[Task instructions]: Copy out each line of the material below that holds the string "title".

(Excerpts from a figure dataset)
++++++++++++++++++++

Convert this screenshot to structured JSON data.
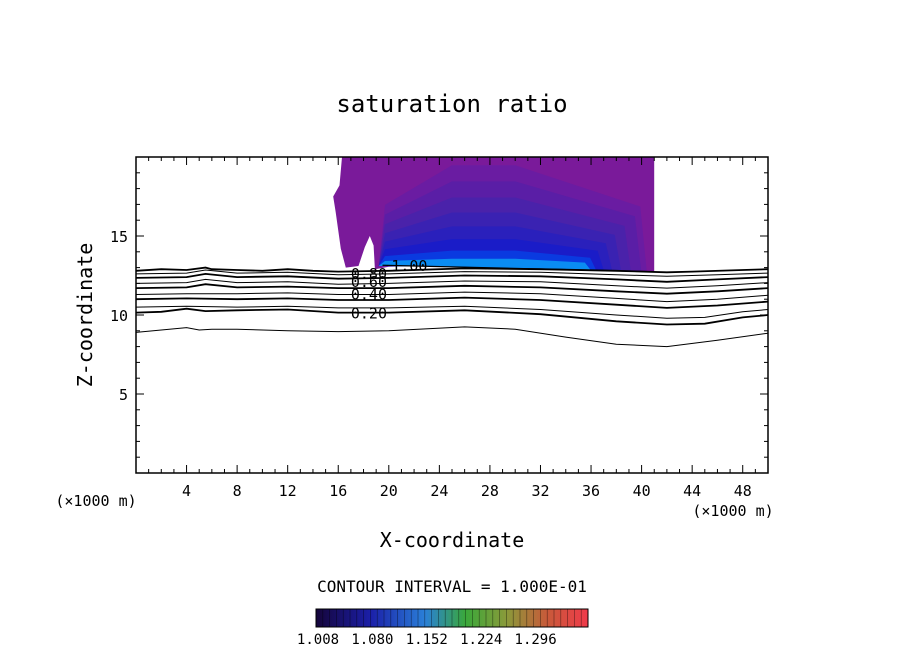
{
  "chart_data": {
    "type": "contour",
    "title": "saturation ratio",
    "xlabel": "X-coordinate",
    "ylabel": "Z-coordinate",
    "x_unit_left": "(×1000 m)",
    "x_unit_right": "(×1000 m)",
    "xlim": [
      0,
      50
    ],
    "ylim": [
      0,
      20
    ],
    "xticks": [
      "4",
      "8",
      "12",
      "16",
      "20",
      "24",
      "28",
      "32",
      "36",
      "40",
      "44",
      "48"
    ],
    "yticks": [
      "5",
      "10",
      "15"
    ],
    "xtick_values": [
      4,
      8,
      12,
      16,
      20,
      24,
      28,
      32,
      36,
      40,
      44,
      48
    ],
    "ytick_values": [
      5,
      10,
      15
    ],
    "contour_interval_text": "CONTOUR INTERVAL = 1.000E-01",
    "contour_labels": [
      {
        "text": "1.00",
        "x": 20.2,
        "z": 13.1
      },
      {
        "text": "0.80",
        "x": 17.0,
        "z": 12.6
      },
      {
        "text": "0.60",
        "x": 17.0,
        "z": 12.1
      },
      {
        "text": "0.40",
        "x": 17.0,
        "z": 11.3
      },
      {
        "text": "0.20",
        "x": 17.0,
        "z": 10.1
      }
    ],
    "contour_lines": [
      {
        "level": 1.0,
        "points": [
          [
            0,
            12.8
          ],
          [
            2,
            12.9
          ],
          [
            4,
            12.85
          ],
          [
            5.5,
            13.0
          ],
          [
            6,
            12.9
          ],
          [
            8,
            12.85
          ],
          [
            10,
            12.8
          ],
          [
            12,
            12.9
          ],
          [
            14,
            12.8
          ],
          [
            16,
            12.75
          ],
          [
            20,
            12.8
          ],
          [
            26,
            12.95
          ],
          [
            32,
            12.9
          ],
          [
            38,
            12.8
          ],
          [
            42,
            12.7
          ],
          [
            44,
            12.75
          ],
          [
            48,
            12.85
          ],
          [
            50,
            12.9
          ]
        ]
      },
      {
        "level": 0.9,
        "points": [
          [
            0,
            12.6
          ],
          [
            4,
            12.65
          ],
          [
            5.5,
            12.85
          ],
          [
            8,
            12.65
          ],
          [
            12,
            12.7
          ],
          [
            16,
            12.55
          ],
          [
            20,
            12.6
          ],
          [
            26,
            12.75
          ],
          [
            32,
            12.7
          ],
          [
            38,
            12.55
          ],
          [
            42,
            12.45
          ],
          [
            46,
            12.55
          ],
          [
            50,
            12.65
          ]
        ]
      },
      {
        "level": 0.8,
        "points": [
          [
            0,
            12.35
          ],
          [
            4,
            12.4
          ],
          [
            5.5,
            12.6
          ],
          [
            8,
            12.4
          ],
          [
            12,
            12.45
          ],
          [
            16,
            12.3
          ],
          [
            20,
            12.35
          ],
          [
            26,
            12.5
          ],
          [
            32,
            12.45
          ],
          [
            38,
            12.25
          ],
          [
            42,
            12.1
          ],
          [
            46,
            12.25
          ],
          [
            50,
            12.4
          ]
        ]
      },
      {
        "level": 0.7,
        "points": [
          [
            0,
            12.0
          ],
          [
            4,
            12.05
          ],
          [
            5.5,
            12.25
          ],
          [
            8,
            12.05
          ],
          [
            12,
            12.1
          ],
          [
            16,
            11.95
          ],
          [
            20,
            12.0
          ],
          [
            26,
            12.15
          ],
          [
            32,
            12.1
          ],
          [
            38,
            11.85
          ],
          [
            42,
            11.7
          ],
          [
            46,
            11.85
          ],
          [
            50,
            12.05
          ]
        ]
      },
      {
        "level": 0.6,
        "points": [
          [
            0,
            11.7
          ],
          [
            4,
            11.75
          ],
          [
            5.5,
            11.95
          ],
          [
            8,
            11.75
          ],
          [
            12,
            11.8
          ],
          [
            16,
            11.7
          ],
          [
            20,
            11.7
          ],
          [
            26,
            11.85
          ],
          [
            32,
            11.75
          ],
          [
            38,
            11.5
          ],
          [
            42,
            11.35
          ],
          [
            46,
            11.5
          ],
          [
            50,
            11.7
          ]
        ]
      },
      {
        "level": 0.5,
        "points": [
          [
            0,
            11.3
          ],
          [
            4,
            11.35
          ],
          [
            8,
            11.35
          ],
          [
            12,
            11.4
          ],
          [
            16,
            11.3
          ],
          [
            20,
            11.3
          ],
          [
            26,
            11.45
          ],
          [
            32,
            11.35
          ],
          [
            38,
            11.05
          ],
          [
            42,
            10.85
          ],
          [
            46,
            11.0
          ],
          [
            50,
            11.25
          ]
        ]
      },
      {
        "level": 0.4,
        "points": [
          [
            0,
            11.0
          ],
          [
            4,
            11.05
          ],
          [
            8,
            11.0
          ],
          [
            12,
            11.05
          ],
          [
            16,
            10.95
          ],
          [
            20,
            10.95
          ],
          [
            26,
            11.1
          ],
          [
            32,
            10.95
          ],
          [
            38,
            10.65
          ],
          [
            42,
            10.45
          ],
          [
            46,
            10.6
          ],
          [
            50,
            10.85
          ]
        ]
      },
      {
        "level": 0.3,
        "points": [
          [
            0,
            10.5
          ],
          [
            4,
            10.55
          ],
          [
            8,
            10.5
          ],
          [
            12,
            10.55
          ],
          [
            16,
            10.45
          ],
          [
            20,
            10.45
          ],
          [
            26,
            10.55
          ],
          [
            32,
            10.35
          ],
          [
            38,
            10.0
          ],
          [
            42,
            9.8
          ],
          [
            45,
            9.85
          ],
          [
            48,
            10.2
          ],
          [
            50,
            10.35
          ]
        ]
      },
      {
        "level": 0.2,
        "points": [
          [
            0,
            10.15
          ],
          [
            2,
            10.2
          ],
          [
            4,
            10.4
          ],
          [
            5.5,
            10.25
          ],
          [
            8,
            10.3
          ],
          [
            12,
            10.35
          ],
          [
            16,
            10.15
          ],
          [
            20,
            10.15
          ],
          [
            26,
            10.3
          ],
          [
            32,
            10.05
          ],
          [
            38,
            9.6
          ],
          [
            42,
            9.4
          ],
          [
            45,
            9.45
          ],
          [
            48,
            9.85
          ],
          [
            50,
            10.0
          ]
        ]
      },
      {
        "level": 0.1,
        "points": [
          [
            0,
            8.9
          ],
          [
            4,
            9.2
          ],
          [
            5,
            9.05
          ],
          [
            6,
            9.1
          ],
          [
            8,
            9.1
          ],
          [
            12,
            9.0
          ],
          [
            16,
            8.95
          ],
          [
            20,
            9.0
          ],
          [
            26,
            9.25
          ],
          [
            30,
            9.1
          ],
          [
            34,
            8.6
          ],
          [
            38,
            8.15
          ],
          [
            42,
            8.0
          ],
          [
            46,
            8.4
          ],
          [
            50,
            8.85
          ]
        ]
      }
    ],
    "filled_region": {
      "x_range": [
        15.5,
        41.0
      ],
      "z_range": [
        12.7,
        20.0
      ],
      "levels_min": 1.008,
      "levels_max": 1.296,
      "max_location": [
        26,
        13.2
      ]
    },
    "colorbar": {
      "ticks": [
        "1.008",
        "1.080",
        "1.152",
        "1.224",
        "1.296"
      ],
      "min": 1.008,
      "max": 1.296
    },
    "colors": {
      "outer": "#7a1a9a",
      "mid": "#4a22a8",
      "inner": "#1a1cc8",
      "core": "#0a6cf0"
    }
  }
}
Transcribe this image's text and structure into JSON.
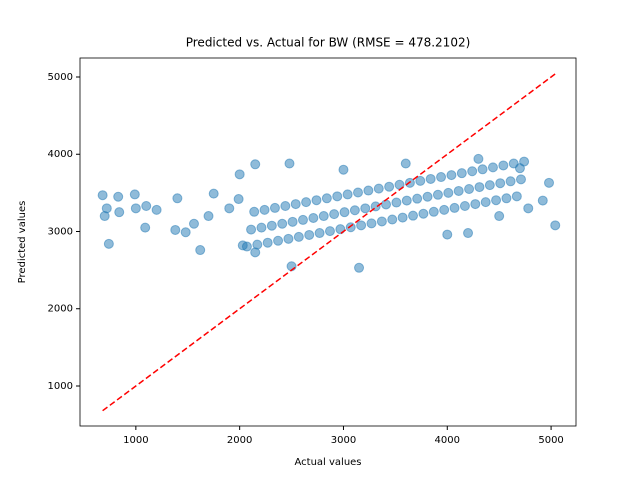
{
  "chart_data": {
    "type": "scatter",
    "title": "Predicted vs. Actual for BW (RMSE = 478.2102)",
    "x_label": "Actual values",
    "y_label": "Predicted values",
    "xlim": [
      462,
      5240
    ],
    "ylim": [
      482,
      5246
    ],
    "xticks": [
      1000,
      2000,
      3000,
      4000,
      5000
    ],
    "yticks": [
      1000,
      2000,
      3000,
      4000,
      5000
    ],
    "series": [
      {
        "color": "#1f77b4",
        "x": [
          680,
          720,
          740,
          700,
          830,
          840,
          990,
          1000,
          1090,
          1100,
          1200,
          1380,
          1400,
          1480,
          1560,
          1620,
          1700,
          1750,
          1900,
          1990,
          2000,
          2030,
          2150,
          2150,
          2480,
          2500,
          3150,
          3000,
          3600,
          4000,
          4300,
          4700,
          4780,
          4920,
          4980,
          5040,
          4500,
          4200,
          2070,
          2110,
          2140,
          2170,
          2210,
          2240,
          2270,
          2310,
          2340,
          2370,
          2410,
          2440,
          2470,
          2510,
          2540,
          2570,
          2610,
          2640,
          2670,
          2710,
          2740,
          2770,
          2810,
          2840,
          2870,
          2910,
          2940,
          2970,
          3010,
          3040,
          3070,
          3110,
          3140,
          3170,
          3210,
          3240,
          3270,
          3310,
          3340,
          3370,
          3410,
          3440,
          3470,
          3510,
          3540,
          3570,
          3610,
          3640,
          3670,
          3710,
          3740,
          3770,
          3810,
          3840,
          3870,
          3910,
          3940,
          3970,
          4010,
          4040,
          4070,
          4110,
          4140,
          4170,
          4210,
          4240,
          4270,
          4310,
          4340,
          4370,
          4410,
          4440,
          4470,
          4510,
          4540,
          4570,
          4610,
          4640,
          4670,
          4710,
          4740
        ],
        "values": [
          3470,
          3300,
          2840,
          3200,
          3450,
          3250,
          3480,
          3300,
          3050,
          3330,
          3280,
          3020,
          3430,
          2990,
          3100,
          2760,
          3200,
          3490,
          3300,
          3420,
          3740,
          2820,
          3870,
          2730,
          3880,
          2550,
          2530,
          3800,
          3880,
          2960,
          3940,
          3820,
          3300,
          3400,
          3630,
          3080,
          3200,
          2980,
          2805,
          3025,
          3255,
          2830,
          3050,
          3280,
          2855,
          3075,
          3305,
          2880,
          3100,
          3330,
          2905,
          3125,
          3355,
          2930,
          3150,
          3380,
          2955,
          3175,
          3405,
          2980,
          3200,
          3430,
          3005,
          3225,
          3455,
          3030,
          3250,
          3480,
          3055,
          3275,
          3505,
          3080,
          3300,
          3530,
          3105,
          3325,
          3555,
          3130,
          3350,
          3580,
          3155,
          3375,
          3605,
          3180,
          3400,
          3630,
          3205,
          3425,
          3655,
          3230,
          3450,
          3680,
          3255,
          3475,
          3705,
          3280,
          3500,
          3730,
          3305,
          3525,
          3755,
          3330,
          3550,
          3780,
          3355,
          3575,
          3805,
          3380,
          3600,
          3830,
          3405,
          3625,
          3855,
          3430,
          3650,
          3880,
          3455,
          3675,
          3905
        ]
      }
    ],
    "line": {
      "x": [
        680,
        5040
      ],
      "values": [
        680,
        5040
      ],
      "color": "red",
      "dashed": true
    }
  }
}
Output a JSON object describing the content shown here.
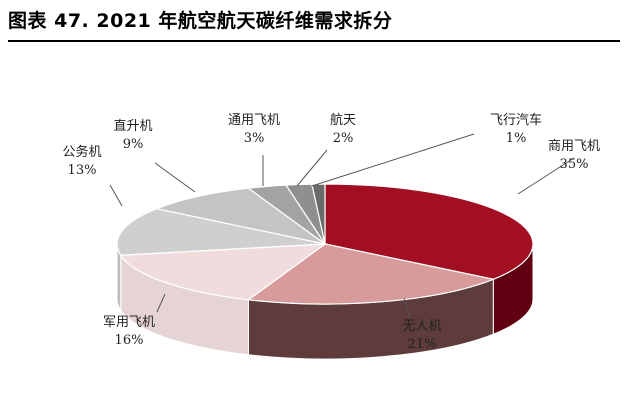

++++++++++++++++++++

[Reply]:
    "title": "saturation ratio",
    "title": "Predicted vs. Actual for BW (RMSE = 478.2102)",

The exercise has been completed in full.